— Start of Data for processing —
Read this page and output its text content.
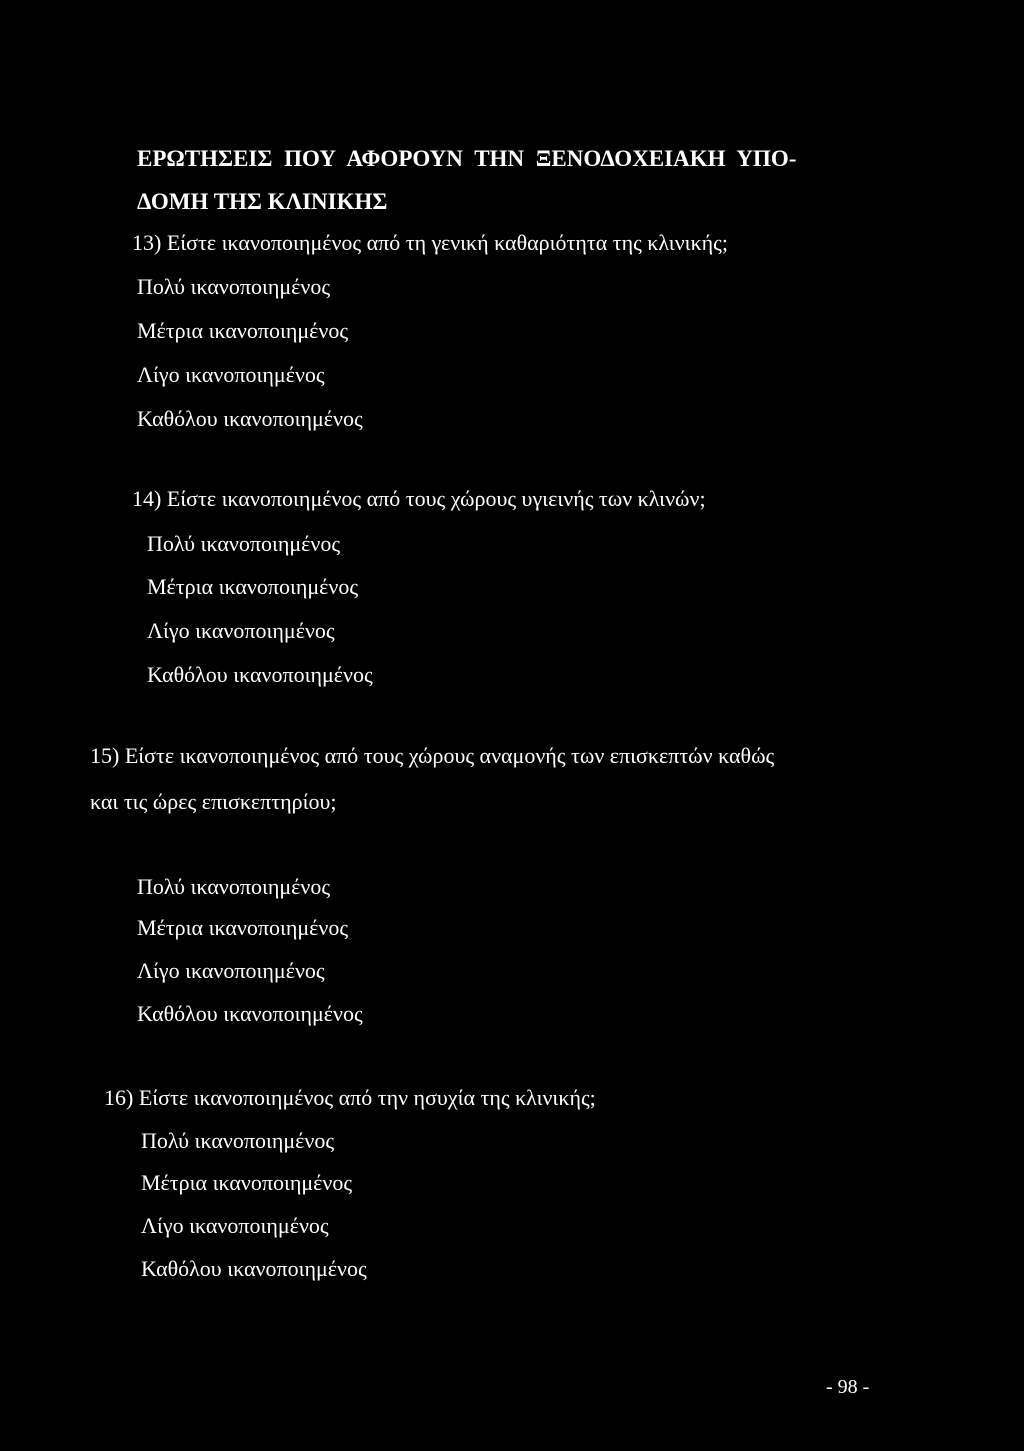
ΕΡΩΤΗΣΕΙΣ ΠΟΥ ΑΦΟΡΟΥΝ ΤΗΝ ΞΕΝΟΔΟΧΕΙΑΚΗ ΥΠΟ-
ΔΟΜΗ ΤΗΣ ΚΛΙΝΙΚΗΣ
13) Είστε ικανοποιημένος από τη γενική καθαριότητα της κλινικής;
Πολύ ικανοποιημένος
Μέτρια ικανοποιημένος
Λίγο ικανοποιημένος
Καθόλου ικανοποιημένος
14) Είστε ικανοποιημένος από τους χώρους υγιεινής των κλινών;
Πολύ ικανοποιημένος
Μέτρια ικανοποιημένος
Λίγο ικανοποιημένος
Καθόλου ικανοποιημένος
15) Είστε ικανοποιημένος από τους χώρους αναμονής των επισκεπτών καθώς
και τις ώρες επισκεπτηρίου;
Πολύ ικανοποιημένος
Μέτρια ικανοποιημένος
Λίγο ικανοποιημένος
Καθόλου ικανοποιημένος
16) Είστε ικανοποιημένος από την ησυχία της κλινικής;
Πολύ ικανοποιημένος
Μέτρια ικανοποιημένος
Λίγο ικανοποιημένος
Καθόλου ικανοποιημένος
- 98 -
— End of Data for processing —
Written exercise » Each line in the records above should be reproduced exactly; images are not copied.

Task output »
Read this page and output its text content.
ΕΡΩΤΗΣΕΙΣ ΠΟΥ ΑΦΟΡΟΥΝ ΤΗΝ ΞΕΝΟΔΟΧΕΙΑΚΗ ΥΠΟ-
ΔΟΜΗ ΤΗΣ ΚΛΙΝΙΚΗΣ
13) Είστε ικανοποιημένος από τη γενική καθαριότητα της κλινικής;
Πολύ ικανοποιημένος
Μέτρια ικανοποιημένος
Λίγο ικανοποιημένος
Καθόλου ικανοποιημένος
14) Είστε ικανοποιημένος από τους χώρους υγιεινής των κλινών;
Πολύ ικανοποιημένος
Μέτρια ικανοποιημένος
Λίγο ικανοποιημένος
Καθόλου ικανοποιημένος
15) Είστε ικανοποιημένος από τους χώρους αναμονής των επισκεπτών καθώς
και τις ώρες επισκεπτηρίου;
Πολύ ικανοποιημένος
Μέτρια ικανοποιημένος
Λίγο ικανοποιημένος
Καθόλου ικανοποιημένος
16) Είστε ικανοποιημένος από την ησυχία της κλινικής;
Πολύ ικανοποιημένος
Μέτρια ικανοποιημένος
Λίγο ικανοποιημένος
Καθόλου ικανοποιημένος
- 98 -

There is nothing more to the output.